OBJECTIVE:
Copy out every line of the material below verbatim, with no changes.

Spatial layout data:
★ ★ ★
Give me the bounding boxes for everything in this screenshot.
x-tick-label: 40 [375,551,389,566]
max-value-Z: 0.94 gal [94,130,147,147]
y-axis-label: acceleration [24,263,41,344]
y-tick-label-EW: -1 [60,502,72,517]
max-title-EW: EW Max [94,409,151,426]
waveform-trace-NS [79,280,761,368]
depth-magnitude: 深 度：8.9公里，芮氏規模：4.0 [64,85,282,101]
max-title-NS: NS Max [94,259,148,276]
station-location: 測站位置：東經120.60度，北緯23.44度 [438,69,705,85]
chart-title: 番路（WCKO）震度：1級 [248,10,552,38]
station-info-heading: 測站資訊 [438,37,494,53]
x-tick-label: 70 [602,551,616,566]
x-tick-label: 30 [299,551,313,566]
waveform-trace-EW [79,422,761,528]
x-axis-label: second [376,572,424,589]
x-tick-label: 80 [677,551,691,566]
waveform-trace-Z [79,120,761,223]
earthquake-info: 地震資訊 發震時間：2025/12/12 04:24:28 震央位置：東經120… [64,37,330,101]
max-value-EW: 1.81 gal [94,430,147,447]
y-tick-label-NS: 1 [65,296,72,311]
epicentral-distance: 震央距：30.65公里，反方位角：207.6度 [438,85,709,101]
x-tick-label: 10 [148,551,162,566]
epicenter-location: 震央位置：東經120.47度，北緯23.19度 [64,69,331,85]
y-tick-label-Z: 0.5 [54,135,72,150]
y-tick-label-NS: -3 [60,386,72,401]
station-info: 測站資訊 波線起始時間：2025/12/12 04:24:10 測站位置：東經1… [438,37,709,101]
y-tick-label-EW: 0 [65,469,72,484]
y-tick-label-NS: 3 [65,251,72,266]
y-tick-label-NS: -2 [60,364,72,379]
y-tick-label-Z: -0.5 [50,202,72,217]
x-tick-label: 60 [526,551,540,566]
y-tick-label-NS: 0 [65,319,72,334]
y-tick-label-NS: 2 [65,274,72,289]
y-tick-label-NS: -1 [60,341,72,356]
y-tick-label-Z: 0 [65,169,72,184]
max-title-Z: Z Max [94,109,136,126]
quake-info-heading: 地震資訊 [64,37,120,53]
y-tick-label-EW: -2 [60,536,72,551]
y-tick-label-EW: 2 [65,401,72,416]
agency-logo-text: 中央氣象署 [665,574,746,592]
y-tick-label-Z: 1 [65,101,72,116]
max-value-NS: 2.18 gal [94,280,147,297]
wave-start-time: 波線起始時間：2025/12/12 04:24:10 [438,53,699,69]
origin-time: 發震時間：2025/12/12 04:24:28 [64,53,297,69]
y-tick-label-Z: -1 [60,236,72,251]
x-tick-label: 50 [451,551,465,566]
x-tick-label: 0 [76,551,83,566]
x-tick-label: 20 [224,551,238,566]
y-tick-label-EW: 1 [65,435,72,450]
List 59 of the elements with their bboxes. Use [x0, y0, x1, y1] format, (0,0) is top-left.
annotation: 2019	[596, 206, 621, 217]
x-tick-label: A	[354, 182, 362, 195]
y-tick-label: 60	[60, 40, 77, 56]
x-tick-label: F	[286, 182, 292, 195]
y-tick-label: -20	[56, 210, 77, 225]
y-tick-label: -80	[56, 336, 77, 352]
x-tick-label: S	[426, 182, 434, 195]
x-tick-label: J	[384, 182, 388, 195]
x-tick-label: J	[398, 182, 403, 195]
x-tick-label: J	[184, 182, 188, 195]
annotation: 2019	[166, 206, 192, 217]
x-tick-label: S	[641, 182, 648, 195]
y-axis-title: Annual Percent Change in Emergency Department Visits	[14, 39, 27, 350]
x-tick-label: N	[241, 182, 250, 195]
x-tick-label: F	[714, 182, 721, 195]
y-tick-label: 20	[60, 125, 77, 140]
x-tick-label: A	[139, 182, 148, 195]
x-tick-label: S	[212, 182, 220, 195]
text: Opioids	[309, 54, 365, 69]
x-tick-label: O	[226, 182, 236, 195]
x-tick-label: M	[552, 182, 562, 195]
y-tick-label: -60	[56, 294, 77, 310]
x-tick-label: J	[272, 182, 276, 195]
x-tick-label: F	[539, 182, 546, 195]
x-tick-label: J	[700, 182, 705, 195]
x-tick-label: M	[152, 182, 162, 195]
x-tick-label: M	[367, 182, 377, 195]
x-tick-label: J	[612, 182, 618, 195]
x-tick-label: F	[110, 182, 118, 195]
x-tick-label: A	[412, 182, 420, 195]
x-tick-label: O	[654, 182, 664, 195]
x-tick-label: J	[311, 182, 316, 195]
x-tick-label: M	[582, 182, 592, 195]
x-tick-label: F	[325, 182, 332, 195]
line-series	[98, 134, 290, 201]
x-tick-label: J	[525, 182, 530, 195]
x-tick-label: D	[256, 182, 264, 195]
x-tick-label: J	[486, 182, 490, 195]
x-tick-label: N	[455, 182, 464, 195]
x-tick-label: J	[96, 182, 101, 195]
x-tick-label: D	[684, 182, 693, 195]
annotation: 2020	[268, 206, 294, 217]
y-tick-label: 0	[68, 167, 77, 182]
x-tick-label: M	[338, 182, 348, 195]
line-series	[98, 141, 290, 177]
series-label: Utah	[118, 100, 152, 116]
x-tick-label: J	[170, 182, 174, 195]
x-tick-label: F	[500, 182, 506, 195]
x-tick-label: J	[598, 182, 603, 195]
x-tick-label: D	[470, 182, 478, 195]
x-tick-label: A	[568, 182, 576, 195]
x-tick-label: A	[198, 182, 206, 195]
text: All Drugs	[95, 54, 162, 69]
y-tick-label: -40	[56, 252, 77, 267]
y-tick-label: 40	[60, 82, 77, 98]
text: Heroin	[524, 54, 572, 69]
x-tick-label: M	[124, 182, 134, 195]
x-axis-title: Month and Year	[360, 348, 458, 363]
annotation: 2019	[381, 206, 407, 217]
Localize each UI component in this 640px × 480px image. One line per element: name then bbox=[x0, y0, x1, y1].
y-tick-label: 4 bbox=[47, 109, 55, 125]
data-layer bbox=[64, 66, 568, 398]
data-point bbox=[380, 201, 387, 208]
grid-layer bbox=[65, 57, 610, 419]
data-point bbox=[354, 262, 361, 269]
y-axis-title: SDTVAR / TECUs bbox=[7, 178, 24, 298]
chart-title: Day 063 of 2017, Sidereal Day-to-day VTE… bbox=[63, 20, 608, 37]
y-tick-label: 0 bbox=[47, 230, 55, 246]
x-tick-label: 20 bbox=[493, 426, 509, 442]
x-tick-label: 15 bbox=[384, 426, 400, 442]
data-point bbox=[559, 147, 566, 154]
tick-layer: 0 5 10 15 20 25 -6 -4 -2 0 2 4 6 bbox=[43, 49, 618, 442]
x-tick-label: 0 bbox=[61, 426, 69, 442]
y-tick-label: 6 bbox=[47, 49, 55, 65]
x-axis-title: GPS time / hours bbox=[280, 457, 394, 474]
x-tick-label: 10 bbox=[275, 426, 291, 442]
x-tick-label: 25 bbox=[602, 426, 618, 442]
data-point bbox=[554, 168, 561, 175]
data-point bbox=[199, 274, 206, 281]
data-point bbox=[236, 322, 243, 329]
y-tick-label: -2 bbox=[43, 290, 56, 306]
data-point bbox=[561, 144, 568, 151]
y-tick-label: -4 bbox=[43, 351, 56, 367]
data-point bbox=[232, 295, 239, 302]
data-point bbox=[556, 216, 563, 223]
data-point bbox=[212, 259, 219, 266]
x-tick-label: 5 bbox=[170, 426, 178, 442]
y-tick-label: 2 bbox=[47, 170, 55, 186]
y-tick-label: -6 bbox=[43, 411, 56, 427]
★ ★ ★
CORRECT ANSWER:
Give me the bounding boxes for everything in this screenshot.
x-tick-label: 40 [375,551,389,566]
max-value-Z: 0.94 gal [94,130,147,147]
y-axis-label: acceleration [24,263,41,344]
y-tick-label-EW: -1 [60,502,72,517]
max-title-EW: EW Max [94,409,151,426]
waveform-trace-NS [79,280,761,368]
depth-magnitude: 深 度：8.9公里，芮氏規模：4.0 [64,85,282,101]
max-title-NS: NS Max [94,259,148,276]
station-location: 測站位置：東經120.60度，北緯23.44度 [438,69,705,85]
chart-title: 番路（WCKO）震度：1級 [248,10,552,38]
station-info-heading: 測站資訊 [438,37,494,53]
x-tick-label: 70 [602,551,616,566]
x-tick-label: 30 [299,551,313,566]
waveform-trace-EW [79,422,761,528]
x-axis-label: second [376,572,424,589]
x-tick-label: 80 [677,551,691,566]
waveform-trace-Z [79,120,761,223]
earthquake-info: 地震資訊 發震時間：2025/12/12 04:24:28 震央位置：東經120… [64,37,330,101]
max-value-EW: 1.81 gal [94,430,147,447]
y-tick-label-NS: 1 [65,296,72,311]
epicentral-distance: 震央距：30.65公里，反方位角：207.6度 [438,85,709,101]
x-tick-label: 10 [148,551,162,566]
epicenter-location: 震央位置：東經120.47度，北緯23.19度 [64,69,331,85]
y-tick-label-Z: 0.5 [54,135,72,150]
y-tick-label-NS: -3 [60,386,72,401]
station-info: 測站資訊 波線起始時間：2025/12/12 04:24:10 測站位置：東經1… [438,37,709,101]
y-tick-label-EW: 0 [65,469,72,484]
y-tick-label-NS: 3 [65,251,72,266]
y-tick-label-NS: -2 [60,364,72,379]
y-tick-label-Z: -0.5 [50,202,72,217]
x-tick-label: 60 [526,551,540,566]
y-tick-label-NS: 0 [65,319,72,334]
y-tick-label-NS: 2 [65,274,72,289]
y-tick-label-NS: -1 [60,341,72,356]
y-tick-label-Z: 0 [65,169,72,184]
max-title-Z: Z Max [94,109,136,126]
quake-info-heading: 地震資訊 [64,37,120,53]
y-tick-label-EW: -2 [60,536,72,551]
y-tick-label-EW: 2 [65,401,72,416]
agency-logo-text: 中央氣象署 [665,574,746,592]
y-tick-label-Z: 1 [65,101,72,116]
max-value-NS: 2.18 gal [94,280,147,297]
wave-start-time: 波線起始時間：2025/12/12 04:24:10 [438,53,699,69]
origin-time: 發震時間：2025/12/12 04:24:28 [64,53,297,69]
y-tick-label-Z: -1 [60,236,72,251]
x-tick-label: 50 [451,551,465,566]
x-tick-label: 0 [76,551,83,566]
x-tick-label: 20 [224,551,238,566]
y-tick-label-EW: 1 [65,435,72,450]
List 59 of the elements with their bboxes. Use [x0, y0, x1, y1] format, (0,0) is top-left.
annotation: 2019	[596, 206, 621, 217]
x-tick-label: A	[354, 182, 362, 195]
y-tick-label: 60	[60, 40, 77, 56]
x-tick-label: F	[286, 182, 292, 195]
y-tick-label: -20	[56, 210, 77, 225]
y-tick-label: -80	[56, 336, 77, 352]
x-tick-label: S	[426, 182, 434, 195]
x-tick-label: J	[384, 182, 388, 195]
x-tick-label: J	[398, 182, 403, 195]
x-tick-label: J	[184, 182, 188, 195]
annotation: 2019	[166, 206, 192, 217]
x-tick-label: S	[641, 182, 648, 195]
y-axis-title: Annual Percent Change in Emergency Department Visits	[14, 39, 27, 350]
x-tick-label: N	[241, 182, 250, 195]
x-tick-label: F	[714, 182, 721, 195]
y-tick-label: 20	[60, 125, 77, 140]
x-tick-label: A	[139, 182, 148, 195]
x-tick-label: S	[212, 182, 220, 195]
text: Opioids	[309, 54, 365, 69]
x-tick-label: O	[226, 182, 236, 195]
x-tick-label: M	[552, 182, 562, 195]
y-tick-label: -60	[56, 294, 77, 310]
x-tick-label: J	[272, 182, 276, 195]
x-tick-label: F	[539, 182, 546, 195]
x-tick-label: J	[700, 182, 705, 195]
x-tick-label: M	[152, 182, 162, 195]
x-tick-label: M	[367, 182, 377, 195]
x-tick-label: J	[612, 182, 618, 195]
x-tick-label: F	[110, 182, 118, 195]
x-tick-label: A	[412, 182, 420, 195]
x-tick-label: O	[654, 182, 664, 195]
x-tick-label: J	[311, 182, 316, 195]
x-tick-label: M	[582, 182, 592, 195]
x-tick-label: F	[325, 182, 332, 195]
line-series	[98, 134, 290, 201]
x-tick-label: J	[525, 182, 530, 195]
x-tick-label: D	[256, 182, 264, 195]
x-tick-label: J	[486, 182, 490, 195]
x-tick-label: N	[455, 182, 464, 195]
x-tick-label: J	[96, 182, 101, 195]
x-tick-label: D	[684, 182, 693, 195]
annotation: 2020	[268, 206, 294, 217]
y-tick-label: 0	[68, 167, 77, 182]
x-tick-label: M	[338, 182, 348, 195]
line-series	[98, 141, 290, 177]
series-label: Utah	[118, 100, 152, 116]
x-tick-label: J	[170, 182, 174, 195]
x-tick-label: F	[500, 182, 506, 195]
x-tick-label: J	[598, 182, 603, 195]
x-tick-label: D	[470, 182, 478, 195]
x-tick-label: A	[568, 182, 576, 195]
x-tick-label: A	[198, 182, 206, 195]
text: All Drugs	[95, 54, 162, 69]
y-tick-label: -40	[56, 252, 77, 267]
y-tick-label: 40	[60, 82, 77, 98]
text: Heroin	[524, 54, 572, 69]
x-tick-label: M	[124, 182, 134, 195]
x-axis-title: Month and Year	[360, 348, 458, 363]
annotation: 2019	[381, 206, 407, 217]
Localize each UI component in this 640px × 480px image. One line per element: name then bbox=[x0, y0, x1, y1].
y-tick-label: 4 bbox=[47, 109, 55, 125]
data-layer bbox=[64, 66, 568, 398]
data-point bbox=[380, 201, 387, 208]
grid-layer bbox=[65, 57, 610, 419]
data-point bbox=[354, 262, 361, 269]
y-axis-title: SDTVAR / TECUs bbox=[7, 178, 24, 298]
chart-title: Day 063 of 2017, Sidereal Day-to-day VTE… bbox=[63, 20, 608, 37]
y-tick-label: 0 bbox=[47, 230, 55, 246]
x-tick-label: 20 bbox=[493, 426, 509, 442]
x-tick-label: 15 bbox=[384, 426, 400, 442]
data-point bbox=[559, 147, 566, 154]
tick-layer: 0 5 10 15 20 25 -6 -4 -2 0 2 4 6 bbox=[43, 49, 618, 442]
x-tick-label: 0 bbox=[61, 426, 69, 442]
y-tick-label: 6 bbox=[47, 49, 55, 65]
x-axis-title: GPS time / hours bbox=[280, 457, 394, 474]
x-tick-label: 10 bbox=[275, 426, 291, 442]
x-tick-label: 25 bbox=[602, 426, 618, 442]
data-point bbox=[554, 168, 561, 175]
data-point bbox=[199, 274, 206, 281]
data-point bbox=[236, 322, 243, 329]
y-tick-label: -2 bbox=[43, 290, 56, 306]
data-point bbox=[561, 144, 568, 151]
y-tick-label: -4 bbox=[43, 351, 56, 367]
data-point bbox=[232, 295, 239, 302]
data-point bbox=[556, 216, 563, 223]
data-point bbox=[212, 259, 219, 266]
x-tick-label: 5 bbox=[170, 426, 178, 442]
y-tick-label: 2 bbox=[47, 170, 55, 186]
y-tick-label: -6 bbox=[43, 411, 56, 427]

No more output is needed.